| GIVEN INSTRUCTION |
Single out the lines of the material that contain "Feld" and copy them.

| SOURCE DATA |
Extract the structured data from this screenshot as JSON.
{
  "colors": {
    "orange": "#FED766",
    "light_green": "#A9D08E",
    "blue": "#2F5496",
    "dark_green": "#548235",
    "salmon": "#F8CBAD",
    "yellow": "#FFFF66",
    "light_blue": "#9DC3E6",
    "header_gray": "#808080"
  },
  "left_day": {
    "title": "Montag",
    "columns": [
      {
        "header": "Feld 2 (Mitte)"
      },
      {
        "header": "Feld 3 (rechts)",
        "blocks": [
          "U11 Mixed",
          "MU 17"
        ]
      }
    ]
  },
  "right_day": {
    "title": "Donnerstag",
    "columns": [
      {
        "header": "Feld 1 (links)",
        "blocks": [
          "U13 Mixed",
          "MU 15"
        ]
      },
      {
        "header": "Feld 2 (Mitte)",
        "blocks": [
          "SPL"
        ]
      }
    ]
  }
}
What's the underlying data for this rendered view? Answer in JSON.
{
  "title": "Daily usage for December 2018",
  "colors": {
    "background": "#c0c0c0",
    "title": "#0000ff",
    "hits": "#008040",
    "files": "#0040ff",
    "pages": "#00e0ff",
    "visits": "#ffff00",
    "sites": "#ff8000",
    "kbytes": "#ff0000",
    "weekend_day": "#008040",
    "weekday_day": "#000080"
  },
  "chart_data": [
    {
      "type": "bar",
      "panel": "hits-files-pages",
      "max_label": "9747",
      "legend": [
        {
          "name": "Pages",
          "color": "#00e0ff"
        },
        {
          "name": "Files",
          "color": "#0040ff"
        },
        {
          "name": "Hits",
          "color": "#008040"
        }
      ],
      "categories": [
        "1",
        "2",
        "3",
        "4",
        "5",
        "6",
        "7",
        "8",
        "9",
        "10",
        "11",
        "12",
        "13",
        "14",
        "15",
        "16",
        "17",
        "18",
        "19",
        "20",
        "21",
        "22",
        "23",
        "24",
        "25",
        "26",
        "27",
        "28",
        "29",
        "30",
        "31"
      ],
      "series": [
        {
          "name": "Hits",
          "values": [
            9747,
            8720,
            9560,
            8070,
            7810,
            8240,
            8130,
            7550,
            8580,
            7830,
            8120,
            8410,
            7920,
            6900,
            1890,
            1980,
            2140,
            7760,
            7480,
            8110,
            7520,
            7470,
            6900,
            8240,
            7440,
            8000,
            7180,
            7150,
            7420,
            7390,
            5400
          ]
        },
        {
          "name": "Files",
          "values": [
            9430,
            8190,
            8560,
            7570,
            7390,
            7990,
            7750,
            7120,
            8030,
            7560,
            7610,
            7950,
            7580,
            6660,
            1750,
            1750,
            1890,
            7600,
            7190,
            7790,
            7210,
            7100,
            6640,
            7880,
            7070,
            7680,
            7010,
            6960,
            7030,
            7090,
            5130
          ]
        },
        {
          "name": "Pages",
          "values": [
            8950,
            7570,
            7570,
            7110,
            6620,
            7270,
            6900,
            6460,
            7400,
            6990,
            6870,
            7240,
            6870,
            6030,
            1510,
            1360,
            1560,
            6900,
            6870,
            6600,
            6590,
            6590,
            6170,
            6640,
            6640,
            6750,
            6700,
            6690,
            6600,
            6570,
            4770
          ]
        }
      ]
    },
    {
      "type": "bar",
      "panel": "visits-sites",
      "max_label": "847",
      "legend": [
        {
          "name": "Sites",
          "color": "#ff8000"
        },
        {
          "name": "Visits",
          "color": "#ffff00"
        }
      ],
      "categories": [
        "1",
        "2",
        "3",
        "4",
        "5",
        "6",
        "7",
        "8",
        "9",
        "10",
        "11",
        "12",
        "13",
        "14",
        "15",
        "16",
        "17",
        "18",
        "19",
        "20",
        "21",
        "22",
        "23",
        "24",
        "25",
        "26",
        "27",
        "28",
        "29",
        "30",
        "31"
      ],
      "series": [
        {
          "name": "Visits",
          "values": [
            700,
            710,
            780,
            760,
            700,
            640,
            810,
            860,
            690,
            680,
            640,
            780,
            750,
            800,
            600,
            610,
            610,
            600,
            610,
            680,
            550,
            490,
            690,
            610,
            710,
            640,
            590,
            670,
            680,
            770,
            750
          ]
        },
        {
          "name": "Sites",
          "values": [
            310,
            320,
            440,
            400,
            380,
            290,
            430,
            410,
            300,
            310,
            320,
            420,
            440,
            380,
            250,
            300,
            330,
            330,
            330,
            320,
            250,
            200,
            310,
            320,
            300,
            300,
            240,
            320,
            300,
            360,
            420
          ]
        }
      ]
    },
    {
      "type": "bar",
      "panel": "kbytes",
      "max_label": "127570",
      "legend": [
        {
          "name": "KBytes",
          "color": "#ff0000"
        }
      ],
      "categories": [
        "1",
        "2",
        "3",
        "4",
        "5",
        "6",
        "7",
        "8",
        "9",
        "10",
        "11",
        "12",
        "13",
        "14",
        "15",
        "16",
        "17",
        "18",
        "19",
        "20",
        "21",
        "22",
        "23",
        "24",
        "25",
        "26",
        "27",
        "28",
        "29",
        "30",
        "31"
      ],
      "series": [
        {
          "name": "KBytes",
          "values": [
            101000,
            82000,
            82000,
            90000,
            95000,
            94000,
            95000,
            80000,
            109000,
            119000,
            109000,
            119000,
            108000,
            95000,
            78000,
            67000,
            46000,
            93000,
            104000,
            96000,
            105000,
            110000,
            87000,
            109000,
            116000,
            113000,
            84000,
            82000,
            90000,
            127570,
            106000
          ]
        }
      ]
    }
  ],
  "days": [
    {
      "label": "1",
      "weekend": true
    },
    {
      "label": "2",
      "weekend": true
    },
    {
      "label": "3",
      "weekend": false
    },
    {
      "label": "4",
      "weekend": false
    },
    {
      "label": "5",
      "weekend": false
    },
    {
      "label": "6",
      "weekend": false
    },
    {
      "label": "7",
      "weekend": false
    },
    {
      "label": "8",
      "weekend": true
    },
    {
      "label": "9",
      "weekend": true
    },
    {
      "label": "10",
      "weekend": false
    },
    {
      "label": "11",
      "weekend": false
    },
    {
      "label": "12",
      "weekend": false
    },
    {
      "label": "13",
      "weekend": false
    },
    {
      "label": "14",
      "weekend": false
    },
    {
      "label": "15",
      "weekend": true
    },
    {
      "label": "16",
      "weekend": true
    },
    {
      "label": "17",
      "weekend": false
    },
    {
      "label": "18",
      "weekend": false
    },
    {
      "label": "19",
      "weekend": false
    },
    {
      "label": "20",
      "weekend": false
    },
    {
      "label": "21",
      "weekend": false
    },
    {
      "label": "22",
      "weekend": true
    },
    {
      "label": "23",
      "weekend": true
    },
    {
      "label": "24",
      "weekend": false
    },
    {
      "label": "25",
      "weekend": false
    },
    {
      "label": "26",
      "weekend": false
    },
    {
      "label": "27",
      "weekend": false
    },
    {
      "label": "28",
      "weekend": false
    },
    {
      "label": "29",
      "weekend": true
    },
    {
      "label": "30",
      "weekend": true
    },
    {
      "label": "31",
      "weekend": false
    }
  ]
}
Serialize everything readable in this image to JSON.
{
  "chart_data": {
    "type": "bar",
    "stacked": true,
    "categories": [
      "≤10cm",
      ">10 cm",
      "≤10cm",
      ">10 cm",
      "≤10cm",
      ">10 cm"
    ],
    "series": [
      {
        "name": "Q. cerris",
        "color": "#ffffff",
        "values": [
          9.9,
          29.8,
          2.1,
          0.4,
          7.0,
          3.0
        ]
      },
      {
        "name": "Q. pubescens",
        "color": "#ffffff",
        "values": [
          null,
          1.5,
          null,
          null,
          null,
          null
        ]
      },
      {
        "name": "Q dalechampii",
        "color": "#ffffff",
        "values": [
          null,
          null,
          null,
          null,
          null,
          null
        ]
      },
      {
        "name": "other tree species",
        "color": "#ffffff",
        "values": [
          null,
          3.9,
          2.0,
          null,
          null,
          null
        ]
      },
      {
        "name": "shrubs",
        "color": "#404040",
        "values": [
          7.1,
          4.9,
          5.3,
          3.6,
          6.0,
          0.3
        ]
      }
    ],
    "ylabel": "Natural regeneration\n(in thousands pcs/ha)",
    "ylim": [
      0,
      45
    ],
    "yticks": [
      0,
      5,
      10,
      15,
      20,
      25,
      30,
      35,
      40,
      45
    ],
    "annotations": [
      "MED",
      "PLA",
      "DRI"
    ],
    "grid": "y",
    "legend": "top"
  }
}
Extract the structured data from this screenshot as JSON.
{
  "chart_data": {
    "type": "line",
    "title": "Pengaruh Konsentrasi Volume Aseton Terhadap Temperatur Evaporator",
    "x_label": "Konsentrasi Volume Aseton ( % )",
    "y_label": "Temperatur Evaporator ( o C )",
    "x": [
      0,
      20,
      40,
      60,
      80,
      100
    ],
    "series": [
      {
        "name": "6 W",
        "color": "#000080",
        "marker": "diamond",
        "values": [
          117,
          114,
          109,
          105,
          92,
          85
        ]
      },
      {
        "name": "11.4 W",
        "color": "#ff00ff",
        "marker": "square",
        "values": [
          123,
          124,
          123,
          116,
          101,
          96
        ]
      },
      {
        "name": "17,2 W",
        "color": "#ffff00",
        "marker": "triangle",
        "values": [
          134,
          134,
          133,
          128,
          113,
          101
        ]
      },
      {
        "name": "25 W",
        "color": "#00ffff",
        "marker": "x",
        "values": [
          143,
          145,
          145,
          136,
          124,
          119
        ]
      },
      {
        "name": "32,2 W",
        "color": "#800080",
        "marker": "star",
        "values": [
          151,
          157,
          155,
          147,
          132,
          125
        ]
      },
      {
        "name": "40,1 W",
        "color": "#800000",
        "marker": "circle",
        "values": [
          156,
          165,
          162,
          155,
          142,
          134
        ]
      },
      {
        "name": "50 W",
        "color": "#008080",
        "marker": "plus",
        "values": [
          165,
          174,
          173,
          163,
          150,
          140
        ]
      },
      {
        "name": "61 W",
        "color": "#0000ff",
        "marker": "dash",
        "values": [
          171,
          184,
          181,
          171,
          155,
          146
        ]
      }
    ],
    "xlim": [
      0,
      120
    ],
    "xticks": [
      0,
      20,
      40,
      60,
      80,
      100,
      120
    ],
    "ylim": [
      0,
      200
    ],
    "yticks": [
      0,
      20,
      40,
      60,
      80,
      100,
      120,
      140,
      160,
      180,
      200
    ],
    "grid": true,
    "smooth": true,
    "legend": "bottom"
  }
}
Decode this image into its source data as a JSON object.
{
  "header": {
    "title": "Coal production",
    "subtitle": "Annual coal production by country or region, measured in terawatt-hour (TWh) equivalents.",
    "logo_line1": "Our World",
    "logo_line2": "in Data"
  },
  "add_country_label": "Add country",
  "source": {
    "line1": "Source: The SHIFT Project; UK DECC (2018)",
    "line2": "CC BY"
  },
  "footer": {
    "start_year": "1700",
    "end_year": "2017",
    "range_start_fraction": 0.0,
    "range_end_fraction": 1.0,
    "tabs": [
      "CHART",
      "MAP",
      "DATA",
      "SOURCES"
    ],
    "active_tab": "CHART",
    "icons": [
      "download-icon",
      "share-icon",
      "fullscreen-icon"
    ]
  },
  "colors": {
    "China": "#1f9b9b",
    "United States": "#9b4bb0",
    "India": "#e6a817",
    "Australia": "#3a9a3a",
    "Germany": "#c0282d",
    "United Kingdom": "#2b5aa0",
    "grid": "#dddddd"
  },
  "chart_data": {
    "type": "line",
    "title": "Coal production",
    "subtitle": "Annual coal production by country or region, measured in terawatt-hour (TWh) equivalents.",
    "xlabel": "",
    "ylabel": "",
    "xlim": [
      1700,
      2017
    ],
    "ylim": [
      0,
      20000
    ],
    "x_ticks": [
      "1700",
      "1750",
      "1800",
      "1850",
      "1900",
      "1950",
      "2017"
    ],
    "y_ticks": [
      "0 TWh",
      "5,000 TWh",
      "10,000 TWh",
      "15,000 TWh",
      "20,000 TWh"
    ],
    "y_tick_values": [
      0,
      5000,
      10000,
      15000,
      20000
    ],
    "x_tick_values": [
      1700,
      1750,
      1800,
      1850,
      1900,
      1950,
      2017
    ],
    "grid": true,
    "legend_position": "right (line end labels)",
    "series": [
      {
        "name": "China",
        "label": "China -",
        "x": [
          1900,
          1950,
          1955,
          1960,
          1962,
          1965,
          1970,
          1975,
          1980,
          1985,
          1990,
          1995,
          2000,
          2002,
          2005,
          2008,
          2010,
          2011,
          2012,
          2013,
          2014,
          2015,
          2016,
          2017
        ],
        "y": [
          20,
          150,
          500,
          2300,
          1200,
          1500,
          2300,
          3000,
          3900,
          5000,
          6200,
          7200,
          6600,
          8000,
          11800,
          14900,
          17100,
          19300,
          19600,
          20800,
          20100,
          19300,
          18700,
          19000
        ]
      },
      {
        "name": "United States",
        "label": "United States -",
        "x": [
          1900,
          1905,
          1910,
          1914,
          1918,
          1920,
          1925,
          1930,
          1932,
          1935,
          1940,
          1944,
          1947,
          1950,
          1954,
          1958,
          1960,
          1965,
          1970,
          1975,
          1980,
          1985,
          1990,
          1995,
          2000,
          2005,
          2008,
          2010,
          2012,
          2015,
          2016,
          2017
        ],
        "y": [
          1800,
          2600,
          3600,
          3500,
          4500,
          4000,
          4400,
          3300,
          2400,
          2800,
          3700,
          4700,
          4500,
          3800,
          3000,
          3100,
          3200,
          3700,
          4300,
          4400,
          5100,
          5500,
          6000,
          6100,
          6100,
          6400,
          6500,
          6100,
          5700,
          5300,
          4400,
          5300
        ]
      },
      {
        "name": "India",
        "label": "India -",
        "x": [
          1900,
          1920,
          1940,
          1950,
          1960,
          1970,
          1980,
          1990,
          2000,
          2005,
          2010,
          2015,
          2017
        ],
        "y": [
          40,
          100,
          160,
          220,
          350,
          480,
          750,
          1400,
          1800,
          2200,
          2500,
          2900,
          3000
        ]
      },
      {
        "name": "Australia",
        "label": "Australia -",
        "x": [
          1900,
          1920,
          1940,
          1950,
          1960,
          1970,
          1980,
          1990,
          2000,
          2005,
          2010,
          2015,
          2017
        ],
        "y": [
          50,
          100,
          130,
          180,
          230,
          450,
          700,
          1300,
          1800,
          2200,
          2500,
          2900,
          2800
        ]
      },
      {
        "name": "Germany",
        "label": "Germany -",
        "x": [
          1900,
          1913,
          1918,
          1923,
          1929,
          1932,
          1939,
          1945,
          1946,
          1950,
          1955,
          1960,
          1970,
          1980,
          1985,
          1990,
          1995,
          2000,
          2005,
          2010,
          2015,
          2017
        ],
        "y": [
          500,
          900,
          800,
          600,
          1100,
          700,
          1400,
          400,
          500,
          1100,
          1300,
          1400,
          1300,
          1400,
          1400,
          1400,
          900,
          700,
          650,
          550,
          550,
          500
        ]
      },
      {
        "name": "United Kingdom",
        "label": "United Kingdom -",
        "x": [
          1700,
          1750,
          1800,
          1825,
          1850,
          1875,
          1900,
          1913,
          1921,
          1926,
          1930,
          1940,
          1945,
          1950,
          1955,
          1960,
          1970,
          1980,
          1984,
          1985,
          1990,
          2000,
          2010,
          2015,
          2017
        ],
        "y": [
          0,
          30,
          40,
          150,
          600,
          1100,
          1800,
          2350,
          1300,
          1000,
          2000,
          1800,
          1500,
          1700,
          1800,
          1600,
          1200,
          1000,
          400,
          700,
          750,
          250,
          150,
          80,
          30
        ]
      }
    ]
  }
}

| EXERCISE OUTPUT |
        "header": "Feld 2 (Mitte)"
        "header": "Feld 3 (rechts)",
        "header": "Feld 1 (links)",
        "header": "Feld 2 (Mitte)",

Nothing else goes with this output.